== EXERCISE REQUIREMENTS ==
Produce the listing below again, exactly as shown.

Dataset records
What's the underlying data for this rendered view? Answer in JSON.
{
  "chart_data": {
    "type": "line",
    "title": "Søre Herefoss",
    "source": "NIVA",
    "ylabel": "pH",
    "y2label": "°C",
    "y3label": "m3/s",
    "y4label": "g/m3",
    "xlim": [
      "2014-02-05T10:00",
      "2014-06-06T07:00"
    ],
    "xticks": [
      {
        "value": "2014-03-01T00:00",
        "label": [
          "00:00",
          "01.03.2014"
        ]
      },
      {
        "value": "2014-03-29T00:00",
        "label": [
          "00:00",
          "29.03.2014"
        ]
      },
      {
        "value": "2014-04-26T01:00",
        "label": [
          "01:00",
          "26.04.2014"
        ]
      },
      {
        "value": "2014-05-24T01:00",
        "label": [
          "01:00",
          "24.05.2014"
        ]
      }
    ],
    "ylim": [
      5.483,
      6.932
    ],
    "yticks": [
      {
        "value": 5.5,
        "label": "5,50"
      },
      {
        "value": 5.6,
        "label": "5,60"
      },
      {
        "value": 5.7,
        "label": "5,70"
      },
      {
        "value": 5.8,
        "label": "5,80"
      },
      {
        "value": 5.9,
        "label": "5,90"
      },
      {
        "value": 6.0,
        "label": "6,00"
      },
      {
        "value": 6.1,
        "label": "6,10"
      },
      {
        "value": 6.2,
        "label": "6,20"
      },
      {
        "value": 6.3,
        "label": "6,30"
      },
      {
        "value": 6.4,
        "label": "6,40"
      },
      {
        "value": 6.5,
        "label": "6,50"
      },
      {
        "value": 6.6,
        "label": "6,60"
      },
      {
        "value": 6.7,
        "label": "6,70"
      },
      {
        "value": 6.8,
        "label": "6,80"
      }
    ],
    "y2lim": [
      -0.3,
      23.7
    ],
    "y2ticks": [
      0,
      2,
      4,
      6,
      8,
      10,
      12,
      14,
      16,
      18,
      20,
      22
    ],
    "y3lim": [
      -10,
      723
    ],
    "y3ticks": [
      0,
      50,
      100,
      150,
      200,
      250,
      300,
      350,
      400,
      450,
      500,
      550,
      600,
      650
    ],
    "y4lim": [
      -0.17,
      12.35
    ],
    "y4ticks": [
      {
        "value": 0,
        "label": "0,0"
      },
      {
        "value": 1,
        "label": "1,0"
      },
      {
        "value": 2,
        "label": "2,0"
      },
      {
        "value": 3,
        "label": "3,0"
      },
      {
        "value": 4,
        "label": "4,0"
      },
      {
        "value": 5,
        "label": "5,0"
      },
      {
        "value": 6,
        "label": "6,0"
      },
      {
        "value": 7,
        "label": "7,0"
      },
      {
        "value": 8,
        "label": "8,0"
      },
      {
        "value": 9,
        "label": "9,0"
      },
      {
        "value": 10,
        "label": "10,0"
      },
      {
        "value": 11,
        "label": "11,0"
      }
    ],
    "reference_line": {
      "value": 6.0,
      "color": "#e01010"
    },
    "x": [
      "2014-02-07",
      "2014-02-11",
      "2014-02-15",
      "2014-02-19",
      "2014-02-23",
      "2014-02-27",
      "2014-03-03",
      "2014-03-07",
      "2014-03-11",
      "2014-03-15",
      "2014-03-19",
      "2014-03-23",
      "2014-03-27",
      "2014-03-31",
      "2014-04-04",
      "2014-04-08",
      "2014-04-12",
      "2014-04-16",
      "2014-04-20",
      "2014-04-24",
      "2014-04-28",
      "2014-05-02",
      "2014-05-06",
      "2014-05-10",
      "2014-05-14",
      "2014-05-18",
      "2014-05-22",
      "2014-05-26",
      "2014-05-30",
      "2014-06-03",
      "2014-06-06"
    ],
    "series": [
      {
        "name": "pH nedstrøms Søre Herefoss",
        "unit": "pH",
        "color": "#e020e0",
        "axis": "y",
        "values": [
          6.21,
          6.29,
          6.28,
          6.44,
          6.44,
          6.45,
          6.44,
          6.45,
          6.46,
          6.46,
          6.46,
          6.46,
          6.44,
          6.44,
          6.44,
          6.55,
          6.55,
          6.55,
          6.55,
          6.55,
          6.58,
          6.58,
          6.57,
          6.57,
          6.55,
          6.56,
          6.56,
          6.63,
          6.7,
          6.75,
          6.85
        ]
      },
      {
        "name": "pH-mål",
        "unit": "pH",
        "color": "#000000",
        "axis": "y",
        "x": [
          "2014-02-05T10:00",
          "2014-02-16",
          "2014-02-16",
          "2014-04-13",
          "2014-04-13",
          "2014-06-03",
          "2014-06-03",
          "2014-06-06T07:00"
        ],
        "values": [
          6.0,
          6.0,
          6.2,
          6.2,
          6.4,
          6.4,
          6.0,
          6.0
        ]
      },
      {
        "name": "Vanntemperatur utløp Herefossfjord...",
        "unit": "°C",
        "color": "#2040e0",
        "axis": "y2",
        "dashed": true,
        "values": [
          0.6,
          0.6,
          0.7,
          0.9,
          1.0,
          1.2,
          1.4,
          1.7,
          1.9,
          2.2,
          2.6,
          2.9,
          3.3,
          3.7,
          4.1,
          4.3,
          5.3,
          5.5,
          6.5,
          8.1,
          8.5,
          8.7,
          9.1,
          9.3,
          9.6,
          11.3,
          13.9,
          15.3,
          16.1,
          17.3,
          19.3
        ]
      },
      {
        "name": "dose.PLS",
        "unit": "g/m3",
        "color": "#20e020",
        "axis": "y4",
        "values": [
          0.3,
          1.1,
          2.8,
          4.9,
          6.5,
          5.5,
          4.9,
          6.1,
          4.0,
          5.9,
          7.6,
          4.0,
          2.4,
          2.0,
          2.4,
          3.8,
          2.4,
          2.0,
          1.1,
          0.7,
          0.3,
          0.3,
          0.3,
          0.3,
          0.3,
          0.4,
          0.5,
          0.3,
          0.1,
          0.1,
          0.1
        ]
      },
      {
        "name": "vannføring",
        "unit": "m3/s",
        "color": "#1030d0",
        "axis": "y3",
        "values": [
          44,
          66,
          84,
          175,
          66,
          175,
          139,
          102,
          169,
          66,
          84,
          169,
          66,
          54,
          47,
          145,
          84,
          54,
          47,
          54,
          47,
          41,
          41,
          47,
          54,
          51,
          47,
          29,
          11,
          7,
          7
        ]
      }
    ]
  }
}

== TASK RESPONSE ==
What's the underlying data for this rendered view? Answer in JSON.
{
  "chart_data": {
    "type": "line",
    "title": "Søre Herefoss",
    "source": "NIVA",
    "ylabel": "pH",
    "y2label": "°C",
    "y3label": "m3/s",
    "y4label": "g/m3",
    "xlim": [
      "2014-02-05T10:00",
      "2014-06-06T07:00"
    ],
    "xticks": [
      {
        "value": "2014-03-01T00:00",
        "label": [
          "00:00",
          "01.03.2014"
        ]
      },
      {
        "value": "2014-03-29T00:00",
        "label": [
          "00:00",
          "29.03.2014"
        ]
      },
      {
        "value": "2014-04-26T01:00",
        "label": [
          "01:00",
          "26.04.2014"
        ]
      },
      {
        "value": "2014-05-24T01:00",
        "label": [
          "01:00",
          "24.05.2014"
        ]
      }
    ],
    "ylim": [
      5.483,
      6.932
    ],
    "yticks": [
      {
        "value": 5.5,
        "label": "5,50"
      },
      {
        "value": 5.6,
        "label": "5,60"
      },
      {
        "value": 5.7,
        "label": "5,70"
      },
      {
        "value": 5.8,
        "label": "5,80"
      },
      {
        "value": 5.9,
        "label": "5,90"
      },
      {
        "value": 6.0,
        "label": "6,00"
      },
      {
        "value": 6.1,
        "label": "6,10"
      },
      {
        "value": 6.2,
        "label": "6,20"
      },
      {
        "value": 6.3,
        "label": "6,30"
      },
      {
        "value": 6.4,
        "label": "6,40"
      },
      {
        "value": 6.5,
        "label": "6,50"
      },
      {
        "value": 6.6,
        "label": "6,60"
      },
      {
        "value": 6.7,
        "label": "6,70"
      },
      {
        "value": 6.8,
        "label": "6,80"
      }
    ],
    "y2lim": [
      -0.3,
      23.7
    ],
    "y2ticks": [
      0,
      2,
      4,
      6,
      8,
      10,
      12,
      14,
      16,
      18,
      20,
      22
    ],
    "y3lim": [
      -10,
      723
    ],
    "y3ticks": [
      0,
      50,
      100,
      150,
      200,
      250,
      300,
      350,
      400,
      450,
      500,
      550,
      600,
      650
    ],
    "y4lim": [
      -0.17,
      12.35
    ],
    "y4ticks": [
      {
        "value": 0,
        "label": "0,0"
      },
      {
        "value": 1,
        "label": "1,0"
      },
      {
        "value": 2,
        "label": "2,0"
      },
      {
        "value": 3,
        "label": "3,0"
      },
      {
        "value": 4,
        "label": "4,0"
      },
      {
        "value": 5,
        "label": "5,0"
      },
      {
        "value": 6,
        "label": "6,0"
      },
      {
        "value": 7,
        "label": "7,0"
      },
      {
        "value": 8,
        "label": "8,0"
      },
      {
        "value": 9,
        "label": "9,0"
      },
      {
        "value": 10,
        "label": "10,0"
      },
      {
        "value": 11,
        "label": "11,0"
      }
    ],
    "reference_line": {
      "value": 6.0,
      "color": "#e01010"
    },
    "x": [
      "2014-02-07",
      "2014-02-11",
      "2014-02-15",
      "2014-02-19",
      "2014-02-23",
      "2014-02-27",
      "2014-03-03",
      "2014-03-07",
      "2014-03-11",
      "2014-03-15",
      "2014-03-19",
      "2014-03-23",
      "2014-03-27",
      "2014-03-31",
      "2014-04-04",
      "2014-04-08",
      "2014-04-12",
      "2014-04-16",
      "2014-04-20",
      "2014-04-24",
      "2014-04-28",
      "2014-05-02",
      "2014-05-06",
      "2014-05-10",
      "2014-05-14",
      "2014-05-18",
      "2014-05-22",
      "2014-05-26",
      "2014-05-30",
      "2014-06-03",
      "2014-06-06"
    ],
    "series": [
      {
        "name": "pH nedstrøms Søre Herefoss",
        "unit": "pH",
        "color": "#e020e0",
        "axis": "y",
        "values": [
          6.21,
          6.29,
          6.28,
          6.44,
          6.44,
          6.45,
          6.44,
          6.45,
          6.46,
          6.46,
          6.46,
          6.46,
          6.44,
          6.44,
          6.44,
          6.55,
          6.55,
          6.55,
          6.55,
          6.55,
          6.58,
          6.58,
          6.57,
          6.57,
          6.55,
          6.56,
          6.56,
          6.63,
          6.7,
          6.75,
          6.85
        ]
      },
      {
        "name": "pH-mål",
        "unit": "pH",
        "color": "#000000",
        "axis": "y",
        "x": [
          "2014-02-05T10:00",
          "2014-02-16",
          "2014-02-16",
          "2014-04-13",
          "2014-04-13",
          "2014-06-03",
          "2014-06-03",
          "2014-06-06T07:00"
        ],
        "values": [
          6.0,
          6.0,
          6.2,
          6.2,
          6.4,
          6.4,
          6.0,
          6.0
        ]
      },
      {
        "name": "Vanntemperatur utløp Herefossfjord...",
        "unit": "°C",
        "color": "#2040e0",
        "axis": "y2",
        "dashed": true,
        "values": [
          0.6,
          0.6,
          0.7,
          0.9,
          1.0,
          1.2,
          1.4,
          1.7,
          1.9,
          2.2,
          2.6,
          2.9,
          3.3,
          3.7,
          4.1,
          4.3,
          5.3,
          5.5,
          6.5,
          8.1,
          8.5,
          8.7,
          9.1,
          9.3,
          9.6,
          11.3,
          13.9,
          15.3,
          16.1,
          17.3,
          19.3
        ]
      },
      {
        "name": "dose.PLS",
        "unit": "g/m3",
        "color": "#20e020",
        "axis": "y4",
        "values": [
          0.3,
          1.1,
          2.8,
          4.9,
          6.5,
          5.5,
          4.9,
          6.1,
          4.0,
          5.9,
          7.6,
          4.0,
          2.4,
          2.0,
          2.4,
          3.8,
          2.4,
          2.0,
          1.1,
          0.7,
          0.3,
          0.3,
          0.3,
          0.3,
          0.3,
          0.4,
          0.5,
          0.3,
          0.1,
          0.1,
          0.1
        ]
      },
      {
        "name": "vannføring",
        "unit": "m3/s",
        "color": "#1030d0",
        "axis": "y3",
        "values": [
          44,
          66,
          84,
          175,
          66,
          175,
          139,
          102,
          169,
          66,
          84,
          169,
          66,
          54,
          47,
          145,
          84,
          54,
          47,
          54,
          47,
          41,
          41,
          47,
          54,
          51,
          47,
          29,
          11,
          7,
          7
        ]
      }
    ]
  }
}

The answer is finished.